[Begin GIVEN ENTRIES]

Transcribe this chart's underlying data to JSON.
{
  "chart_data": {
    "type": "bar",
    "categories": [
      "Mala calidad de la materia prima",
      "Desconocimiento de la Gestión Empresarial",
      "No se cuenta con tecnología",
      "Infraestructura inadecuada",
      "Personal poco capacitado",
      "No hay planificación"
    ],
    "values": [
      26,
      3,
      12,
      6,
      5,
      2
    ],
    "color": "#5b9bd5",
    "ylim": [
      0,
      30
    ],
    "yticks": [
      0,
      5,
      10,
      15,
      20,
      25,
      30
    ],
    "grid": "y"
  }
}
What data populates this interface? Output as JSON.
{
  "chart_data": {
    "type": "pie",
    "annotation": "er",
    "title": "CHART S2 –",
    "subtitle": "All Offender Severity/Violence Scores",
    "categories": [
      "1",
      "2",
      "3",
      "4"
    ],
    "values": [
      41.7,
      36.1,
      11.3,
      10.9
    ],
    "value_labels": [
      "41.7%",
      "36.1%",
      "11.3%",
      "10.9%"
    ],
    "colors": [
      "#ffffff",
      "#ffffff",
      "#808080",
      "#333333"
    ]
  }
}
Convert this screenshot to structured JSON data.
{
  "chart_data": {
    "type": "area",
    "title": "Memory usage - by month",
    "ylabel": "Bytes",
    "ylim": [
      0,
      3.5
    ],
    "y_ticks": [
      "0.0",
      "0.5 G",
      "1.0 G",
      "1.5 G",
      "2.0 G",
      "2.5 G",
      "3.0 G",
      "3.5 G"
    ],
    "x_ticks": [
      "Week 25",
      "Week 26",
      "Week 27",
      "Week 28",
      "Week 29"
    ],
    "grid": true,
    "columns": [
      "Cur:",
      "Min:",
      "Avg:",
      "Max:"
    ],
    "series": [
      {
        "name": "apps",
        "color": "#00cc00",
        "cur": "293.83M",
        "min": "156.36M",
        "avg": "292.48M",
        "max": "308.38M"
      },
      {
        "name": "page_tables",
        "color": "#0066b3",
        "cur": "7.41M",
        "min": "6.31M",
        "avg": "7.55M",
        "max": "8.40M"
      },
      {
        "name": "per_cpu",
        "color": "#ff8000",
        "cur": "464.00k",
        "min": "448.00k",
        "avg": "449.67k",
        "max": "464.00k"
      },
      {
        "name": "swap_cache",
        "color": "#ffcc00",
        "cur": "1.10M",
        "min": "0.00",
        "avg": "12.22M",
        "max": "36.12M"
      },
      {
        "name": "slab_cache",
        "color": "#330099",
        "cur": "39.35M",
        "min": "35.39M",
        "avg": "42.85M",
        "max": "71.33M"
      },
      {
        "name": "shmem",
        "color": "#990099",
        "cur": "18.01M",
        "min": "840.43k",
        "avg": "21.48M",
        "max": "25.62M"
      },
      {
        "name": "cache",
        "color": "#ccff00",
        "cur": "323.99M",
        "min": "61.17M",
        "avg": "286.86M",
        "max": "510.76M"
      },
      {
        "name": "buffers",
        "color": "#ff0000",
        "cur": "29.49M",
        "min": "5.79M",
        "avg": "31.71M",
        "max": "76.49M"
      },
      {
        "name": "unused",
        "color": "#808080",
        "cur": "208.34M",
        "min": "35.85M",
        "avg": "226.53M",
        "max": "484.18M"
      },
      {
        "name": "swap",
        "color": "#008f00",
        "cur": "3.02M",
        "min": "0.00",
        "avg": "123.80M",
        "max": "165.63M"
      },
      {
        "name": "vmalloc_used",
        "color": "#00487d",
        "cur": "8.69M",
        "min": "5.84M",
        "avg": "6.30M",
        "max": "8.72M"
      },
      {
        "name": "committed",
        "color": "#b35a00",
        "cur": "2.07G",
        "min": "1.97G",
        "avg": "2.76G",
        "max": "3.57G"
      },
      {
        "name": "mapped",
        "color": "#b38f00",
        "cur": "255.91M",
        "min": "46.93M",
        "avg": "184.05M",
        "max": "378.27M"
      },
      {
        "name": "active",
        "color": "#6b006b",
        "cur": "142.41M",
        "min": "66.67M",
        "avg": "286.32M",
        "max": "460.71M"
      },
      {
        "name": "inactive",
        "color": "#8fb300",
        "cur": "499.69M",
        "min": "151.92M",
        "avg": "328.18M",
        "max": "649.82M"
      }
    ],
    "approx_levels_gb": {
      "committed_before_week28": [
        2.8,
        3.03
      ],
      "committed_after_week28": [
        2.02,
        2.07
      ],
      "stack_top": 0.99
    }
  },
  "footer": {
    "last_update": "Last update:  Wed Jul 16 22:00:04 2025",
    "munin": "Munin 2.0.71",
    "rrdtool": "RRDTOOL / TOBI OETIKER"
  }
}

[End GIVEN ENTRIES]

> _STATED GOAL_:
Write every entry out again exactly.

> _EXPECTED OUTPUT_:
Transcribe this chart's underlying data to JSON.
{
  "chart_data": {
    "type": "bar",
    "categories": [
      "Mala calidad de la materia prima",
      "Desconocimiento de la Gestión Empresarial",
      "No se cuenta con tecnología",
      "Infraestructura inadecuada",
      "Personal poco capacitado",
      "No hay planificación"
    ],
    "values": [
      26,
      3,
      12,
      6,
      5,
      2
    ],
    "color": "#5b9bd5",
    "ylim": [
      0,
      30
    ],
    "yticks": [
      0,
      5,
      10,
      15,
      20,
      25,
      30
    ],
    "grid": "y"
  }
}
What data populates this interface? Output as JSON.
{
  "chart_data": {
    "type": "pie",
    "annotation": "er",
    "title": "CHART S2 –",
    "subtitle": "All Offender Severity/Violence Scores",
    "categories": [
      "1",
      "2",
      "3",
      "4"
    ],
    "values": [
      41.7,
      36.1,
      11.3,
      10.9
    ],
    "value_labels": [
      "41.7%",
      "36.1%",
      "11.3%",
      "10.9%"
    ],
    "colors": [
      "#ffffff",
      "#ffffff",
      "#808080",
      "#333333"
    ]
  }
}
Convert this screenshot to structured JSON data.
{
  "chart_data": {
    "type": "area",
    "title": "Memory usage - by month",
    "ylabel": "Bytes",
    "ylim": [
      0,
      3.5
    ],
    "y_ticks": [
      "0.0",
      "0.5 G",
      "1.0 G",
      "1.5 G",
      "2.0 G",
      "2.5 G",
      "3.0 G",
      "3.5 G"
    ],
    "x_ticks": [
      "Week 25",
      "Week 26",
      "Week 27",
      "Week 28",
      "Week 29"
    ],
    "grid": true,
    "columns": [
      "Cur:",
      "Min:",
      "Avg:",
      "Max:"
    ],
    "series": [
      {
        "name": "apps",
        "color": "#00cc00",
        "cur": "293.83M",
        "min": "156.36M",
        "avg": "292.48M",
        "max": "308.38M"
      },
      {
        "name": "page_tables",
        "color": "#0066b3",
        "cur": "7.41M",
        "min": "6.31M",
        "avg": "7.55M",
        "max": "8.40M"
      },
      {
        "name": "per_cpu",
        "color": "#ff8000",
        "cur": "464.00k",
        "min": "448.00k",
        "avg": "449.67k",
        "max": "464.00k"
      },
      {
        "name": "swap_cache",
        "color": "#ffcc00",
        "cur": "1.10M",
        "min": "0.00",
        "avg": "12.22M",
        "max": "36.12M"
      },
      {
        "name": "slab_cache",
        "color": "#330099",
        "cur": "39.35M",
        "min": "35.39M",
        "avg": "42.85M",
        "max": "71.33M"
      },
      {
        "name": "shmem",
        "color": "#990099",
        "cur": "18.01M",
        "min": "840.43k",
        "avg": "21.48M",
        "max": "25.62M"
      },
      {
        "name": "cache",
        "color": "#ccff00",
        "cur": "323.99M",
        "min": "61.17M",
        "avg": "286.86M",
        "max": "510.76M"
      },
      {
        "name": "buffers",
        "color": "#ff0000",
        "cur": "29.49M",
        "min": "5.79M",
        "avg": "31.71M",
        "max": "76.49M"
      },
      {
        "name": "unused",
        "color": "#808080",
        "cur": "208.34M",
        "min": "35.85M",
        "avg": "226.53M",
        "max": "484.18M"
      },
      {
        "name": "swap",
        "color": "#008f00",
        "cur": "3.02M",
        "min": "0.00",
        "avg": "123.80M",
        "max": "165.63M"
      },
      {
        "name": "vmalloc_used",
        "color": "#00487d",
        "cur": "8.69M",
        "min": "5.84M",
        "avg": "6.30M",
        "max": "8.72M"
      },
      {
        "name": "committed",
        "color": "#b35a00",
        "cur": "2.07G",
        "min": "1.97G",
        "avg": "2.76G",
        "max": "3.57G"
      },
      {
        "name": "mapped",
        "color": "#b38f00",
        "cur": "255.91M",
        "min": "46.93M",
        "avg": "184.05M",
        "max": "378.27M"
      },
      {
        "name": "active",
        "color": "#6b006b",
        "cur": "142.41M",
        "min": "66.67M",
        "avg": "286.32M",
        "max": "460.71M"
      },
      {
        "name": "inactive",
        "color": "#8fb300",
        "cur": "499.69M",
        "min": "151.92M",
        "avg": "328.18M",
        "max": "649.82M"
      }
    ],
    "approx_levels_gb": {
      "committed_before_week28": [
        2.8,
        3.03
      ],
      "committed_after_week28": [
        2.02,
        2.07
      ],
      "stack_top": 0.99
    }
  },
  "footer": {
    "last_update": "Last update:  Wed Jul 16 22:00:04 2025",
    "munin": "Munin 2.0.71",
    "rrdtool": "RRDTOOL / TOBI OETIKER"
  }
}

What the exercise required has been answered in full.